REQUIREMENT: Reproduce every line of the records below exactly as they appear, leaving out the pictures.

DATASET EXTRACT:
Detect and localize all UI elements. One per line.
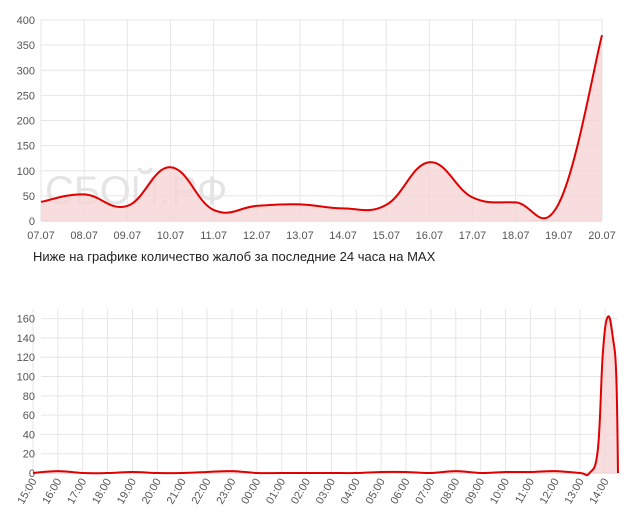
x-tick-label: 10.07 bbox=[157, 230, 185, 242]
y-tick-label: 60 bbox=[23, 410, 35, 422]
y-tick-label: 0 bbox=[29, 216, 35, 228]
x-tick-label: 04:00 bbox=[339, 477, 363, 507]
x-tick-label: 11:00 bbox=[513, 477, 537, 506]
y-tick-label: 120 bbox=[17, 352, 35, 364]
x-tick-label: 14.07 bbox=[329, 230, 357, 242]
y-tick-label: 100 bbox=[17, 166, 35, 178]
x-tick-label: 21:00 bbox=[165, 477, 189, 507]
series-area bbox=[41, 35, 602, 221]
x-tick-label: 17.07 bbox=[459, 230, 487, 242]
x-tick-label: 13.07 bbox=[286, 230, 314, 242]
daily-complaints-chart: 0 50 100 150 200 250 300 350 400 07.07 08.07 09.07 1… bbox=[17, 15, 616, 242]
x-tick-label: 20:00 bbox=[140, 477, 164, 507]
x-tick-label: 16.07 bbox=[416, 230, 444, 242]
x-tick-label: 23:00 bbox=[214, 477, 238, 507]
x-tick-label: 01:00 bbox=[264, 477, 288, 507]
y-tick-label: 350 bbox=[17, 40, 35, 52]
x-tick-label: 12.07 bbox=[243, 230, 271, 242]
y-tick-label: 100 bbox=[17, 372, 35, 384]
gridlines bbox=[32, 309, 618, 474]
y-tick-label: 20 bbox=[23, 449, 35, 461]
y-tick-label: 80 bbox=[23, 391, 35, 403]
x-tick-label: 09:00 bbox=[463, 477, 487, 507]
y-tick-label: 50 bbox=[23, 191, 35, 203]
hourly-complaints-chart: 0 20 40 60 80 100 120 140 160 15:00 16:00 17:00 18:0… bbox=[15, 309, 619, 507]
y-tick-label: 300 bbox=[17, 65, 35, 77]
x-tick-label: 02:00 bbox=[289, 477, 313, 507]
chart-caption: Ниже на графике количество жалоб за посл… bbox=[33, 249, 436, 264]
x-tick-label: 05:00 bbox=[364, 477, 388, 507]
y-tick-label: 400 bbox=[17, 15, 35, 27]
x-tick-label: 13:00 bbox=[563, 477, 587, 507]
x-tick-label: 10:00 bbox=[488, 477, 512, 507]
y-tick-label: 140 bbox=[17, 333, 35, 345]
x-tick-label: 14:00 bbox=[587, 477, 611, 507]
x-tick-label: 18:00 bbox=[90, 477, 114, 507]
x-tick-label: 18.07 bbox=[502, 230, 530, 242]
x-tick-label: 20.07 bbox=[588, 230, 616, 242]
series-line bbox=[32, 315, 619, 477]
x-tick-label: 15.07 bbox=[372, 230, 400, 242]
y-tick-label: 200 bbox=[17, 116, 35, 128]
x-tick-label: 07.07 bbox=[27, 230, 55, 242]
x-tick-label: 19.07 bbox=[545, 230, 573, 242]
x-tick-label: 09.07 bbox=[114, 230, 142, 242]
y-tick-label: 40 bbox=[23, 429, 35, 441]
x-tick-label: 08.07 bbox=[70, 230, 98, 242]
x-tick-label: 16:00 bbox=[40, 477, 64, 507]
x-tick-label: 11.07 bbox=[200, 230, 227, 242]
y-tick-label: 250 bbox=[17, 90, 35, 102]
x-tick-label: 19:00 bbox=[115, 477, 139, 507]
y-tick-label: 160 bbox=[17, 314, 35, 326]
x-tick-label: 00:00 bbox=[239, 477, 263, 507]
x-tick-label: 03:00 bbox=[314, 477, 338, 507]
x-tick-label: 08:00 bbox=[438, 477, 462, 507]
y-tick-label: 150 bbox=[17, 141, 35, 153]
x-tick-label: 06:00 bbox=[388, 477, 412, 507]
x-tick-label: 17:00 bbox=[65, 477, 89, 507]
x-tick-label: 22:00 bbox=[190, 477, 214, 507]
x-tick-label: 12:00 bbox=[538, 477, 562, 507]
y-tick-label: 0 bbox=[29, 468, 35, 480]
x-tick-label: 15:00 bbox=[15, 477, 39, 507]
series-line bbox=[40, 34, 603, 220]
x-tick-label: 07:00 bbox=[413, 477, 437, 507]
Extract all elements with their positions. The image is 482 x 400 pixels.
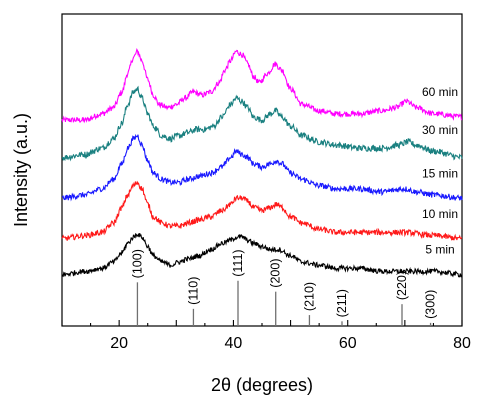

RESULT OF THIS TASK:
Detect and localize all UI elements. One per line.
x-tick-label: 10.07 bbox=[157, 230, 185, 242]
y-tick-label: 60 bbox=[23, 410, 35, 422]
y-tick-label: 0 bbox=[29, 216, 35, 228]
x-tick-label: 04:00 bbox=[339, 477, 363, 507]
x-tick-label: 11:00 bbox=[513, 477, 537, 506]
y-tick-label: 120 bbox=[17, 352, 35, 364]
x-tick-label: 14.07 bbox=[329, 230, 357, 242]
y-tick-label: 100 bbox=[17, 166, 35, 178]
x-tick-label: 21:00 bbox=[165, 477, 189, 507]
series-area bbox=[41, 35, 602, 221]
x-tick-label: 17.07 bbox=[459, 230, 487, 242]
x-tick-label: 13.07 bbox=[286, 230, 314, 242]
daily-complaints-chart: 0 50 100 150 200 250 300 350 400 07.07 08.07 09.07 1… bbox=[17, 15, 616, 242]
x-tick-label: 20:00 bbox=[140, 477, 164, 507]
x-tick-label: 16.07 bbox=[416, 230, 444, 242]
x-tick-label: 23:00 bbox=[214, 477, 238, 507]
x-tick-label: 01:00 bbox=[264, 477, 288, 507]
y-tick-label: 350 bbox=[17, 40, 35, 52]
x-tick-label: 12.07 bbox=[243, 230, 271, 242]
y-tick-label: 100 bbox=[17, 372, 35, 384]
gridlines bbox=[32, 309, 618, 474]
y-tick-label: 20 bbox=[23, 449, 35, 461]
y-tick-label: 80 bbox=[23, 391, 35, 403]
x-tick-label: 09:00 bbox=[463, 477, 487, 507]
y-tick-label: 50 bbox=[23, 191, 35, 203]
hourly-complaints-chart: 0 20 40 60 80 100 120 140 160 15:00 16:00 17:00 18:0… bbox=[15, 309, 619, 507]
y-tick-label: 300 bbox=[17, 65, 35, 77]
x-tick-label: 02:00 bbox=[289, 477, 313, 507]
chart-caption: Ниже на графике количество жалоб за посл… bbox=[33, 249, 436, 264]
x-tick-label: 05:00 bbox=[364, 477, 388, 507]
y-tick-label: 400 bbox=[17, 15, 35, 27]
x-tick-label: 13:00 bbox=[563, 477, 587, 507]
x-tick-label: 10:00 bbox=[488, 477, 512, 507]
y-tick-label: 140 bbox=[17, 333, 35, 345]
x-tick-label: 14:00 bbox=[587, 477, 611, 507]
x-tick-label: 18:00 bbox=[90, 477, 114, 507]
x-tick-label: 18.07 bbox=[502, 230, 530, 242]
x-tick-label: 20.07 bbox=[588, 230, 616, 242]
series-line bbox=[32, 315, 619, 477]
x-tick-label: 15.07 bbox=[372, 230, 400, 242]
y-tick-label: 200 bbox=[17, 116, 35, 128]
x-tick-label: 07.07 bbox=[27, 230, 55, 242]
x-tick-label: 19.07 bbox=[545, 230, 573, 242]
x-tick-label: 09.07 bbox=[114, 230, 142, 242]
y-tick-label: 40 bbox=[23, 429, 35, 441]
x-tick-label: 08.07 bbox=[70, 230, 98, 242]
x-tick-label: 16:00 bbox=[40, 477, 64, 507]
x-tick-label: 11.07 bbox=[200, 230, 227, 242]
y-tick-label: 250 bbox=[17, 90, 35, 102]
x-tick-label: 19:00 bbox=[115, 477, 139, 507]
y-tick-label: 160 bbox=[17, 314, 35, 326]
x-tick-label: 00:00 bbox=[239, 477, 263, 507]
x-tick-label: 03:00 bbox=[314, 477, 338, 507]
x-tick-label: 08:00 bbox=[438, 477, 462, 507]
y-tick-label: 150 bbox=[17, 141, 35, 153]
x-tick-label: 06:00 bbox=[388, 477, 412, 507]
x-tick-label: 17:00 bbox=[65, 477, 89, 507]
x-tick-label: 22:00 bbox=[190, 477, 214, 507]
x-tick-label: 12:00 bbox=[538, 477, 562, 507]
y-tick-label: 0 bbox=[29, 468, 35, 480]
x-tick-label: 15:00 bbox=[15, 477, 39, 507]
series-line bbox=[40, 34, 603, 220]
x-tick-label: 07:00 bbox=[413, 477, 437, 507]
Extract all elements with their positions. The image is 482 x 400 pixels.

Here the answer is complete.